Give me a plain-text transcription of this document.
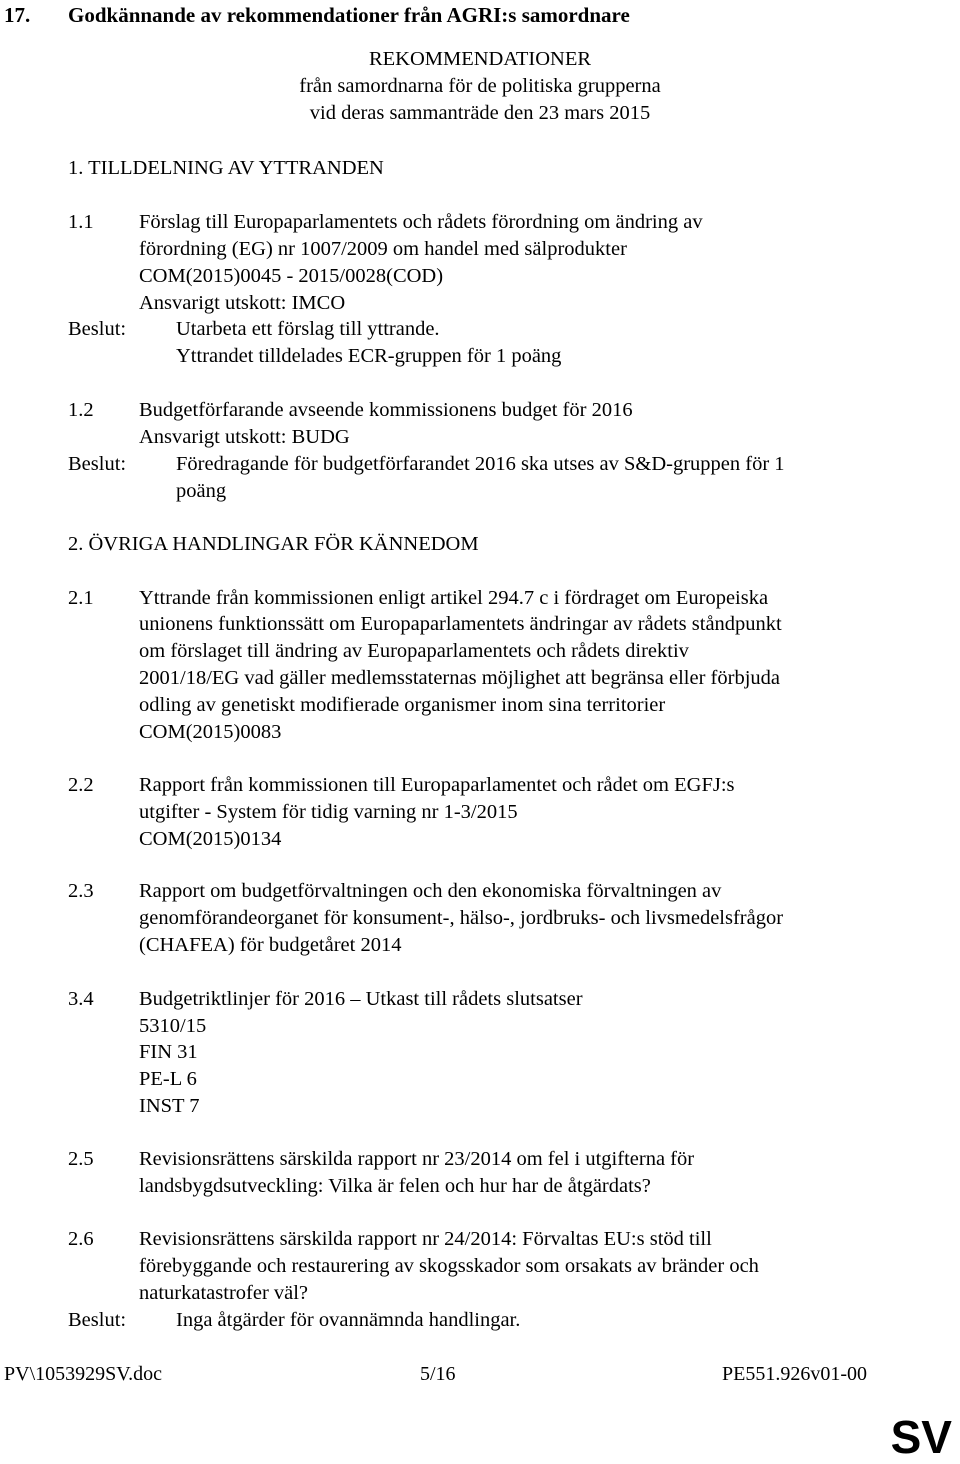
17. Godkännande av rekommendationer från AGRI:s samordnare
REKOMMENDATIONER
från samordnarna för de politiska grupperna
vid deras sammanträde den 23 mars 2015
1. TILLDELNING AV YTTRANDEN
1.1 Förslag till Europaparlamentets och rådets förordning om ändring av
förordning (EG) nr 1007/2009 om handel med sälprodukter
COM(2015)0045 - 2015/0028(COD)
Ansvarigt utskott: IMCO
Beslut: Utarbeta ett förslag till yttrande.
Yttrandet tilldelades ECR-gruppen för 1 poäng
1.2 Budgetförfarande avseende kommissionens budget för 2016
Ansvarigt utskott: BUDG
Beslut: Föredragande för budgetförfarandet 2016 ska utses av S&D-gruppen för 1
poäng
2. ÖVRIGA HANDLINGAR FÖR KÄNNEDOM
2.1 Yttrande från kommissionen enligt artikel 294.7 c i fördraget om Europeiska
unionens funktionssätt om Europaparlamentets ändringar av rådets ståndpunkt
om förslaget till ändring av Europaparlamentets och rådets direktiv
2001/18/EG vad gäller medlemsstaternas möjlighet att begränsa eller förbjuda
odling av genetiskt modifierade organismer inom sina territorier
COM(2015)0083
2.2 Rapport från kommissionen till Europaparlamentet och rådet om EGFJ:s
utgifter - System för tidig varning nr 1-3/2015
COM(2015)0134
2.3 Rapport om budgetförvaltningen och den ekonomiska förvaltningen av
genomförandeorganet för konsument-, hälso-, jordbruks- och livsmedelsfrågor
(CHAFEA) för budgetåret 2014
3.4 Budgetriktlinjer för 2016 – Utkast till rådets slutsatser
5310/15
FIN 31
PE-L 6
INST 7
2.5 Revisionsrättens särskilda rapport nr 23/2014 om fel i utgifterna för
landsbygdsutveckling: Vilka är felen och hur har de åtgärdats?
2.6 Revisionsrättens särskilda rapport nr 24/2014: Förvaltas EU:s stöd till
förebyggande och restaurering av skogsskador som orsakats av bränder och
naturkatastrofer väl?
Beslut: Inga åtgärder för ovannämnda handlingar.
PV\1053929SV.doc	5/16	PE551.926v01-00
SV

WHAT THE TASK ASKS | The lines above should be transcribed exactly, with every image removed.

ANSWER TO THE PROBLEM |
Give me a plain-text transcription of this document.
17. Godkännande av rekommendationer från AGRI:s samordnare
REKOMMENDATIONER
från samordnarna för de politiska grupperna
vid deras sammanträde den 23 mars 2015
1. TILLDELNING AV YTTRANDEN
1.1 Förslag till Europaparlamentets och rådets förordning om ändring av
förordning (EG) nr 1007/2009 om handel med sälprodukter
COM(2015)0045 - 2015/0028(COD)
Ansvarigt utskott: IMCO
Beslut: Utarbeta ett förslag till yttrande.
Yttrandet tilldelades ECR-gruppen för 1 poäng
1.2 Budgetförfarande avseende kommissionens budget för 2016
Ansvarigt utskott: BUDG
Beslut: Föredragande för budgetförfarandet 2016 ska utses av S&D-gruppen för 1
poäng
2. ÖVRIGA HANDLINGAR FÖR KÄNNEDOM
2.1 Yttrande från kommissionen enligt artikel 294.7 c i fördraget om Europeiska
unionens funktionssätt om Europaparlamentets ändringar av rådets ståndpunkt
om förslaget till ändring av Europaparlamentets och rådets direktiv
2001/18/EG vad gäller medlemsstaternas möjlighet att begränsa eller förbjuda
odling av genetiskt modifierade organismer inom sina territorier
COM(2015)0083
2.2 Rapport från kommissionen till Europaparlamentet och rådet om EGFJ:s
utgifter - System för tidig varning nr 1-3/2015
COM(2015)0134
2.3 Rapport om budgetförvaltningen och den ekonomiska förvaltningen av
genomförandeorganet för konsument-, hälso-, jordbruks- och livsmedelsfrågor
(CHAFEA) för budgetåret 2014
3.4 Budgetriktlinjer för 2016 – Utkast till rådets slutsatser
5310/15
FIN 31
PE-L 6
INST 7
2.5 Revisionsrättens särskilda rapport nr 23/2014 om fel i utgifterna för
landsbygdsutveckling: Vilka är felen och hur har de åtgärdats?
2.6 Revisionsrättens särskilda rapport nr 24/2014: Förvaltas EU:s stöd till
förebyggande och restaurering av skogsskador som orsakats av bränder och
naturkatastrofer väl?
Beslut: Inga åtgärder för ovannämnda handlingar.
PV\1053929SV.doc	5/16	PE551.926v01-00
SV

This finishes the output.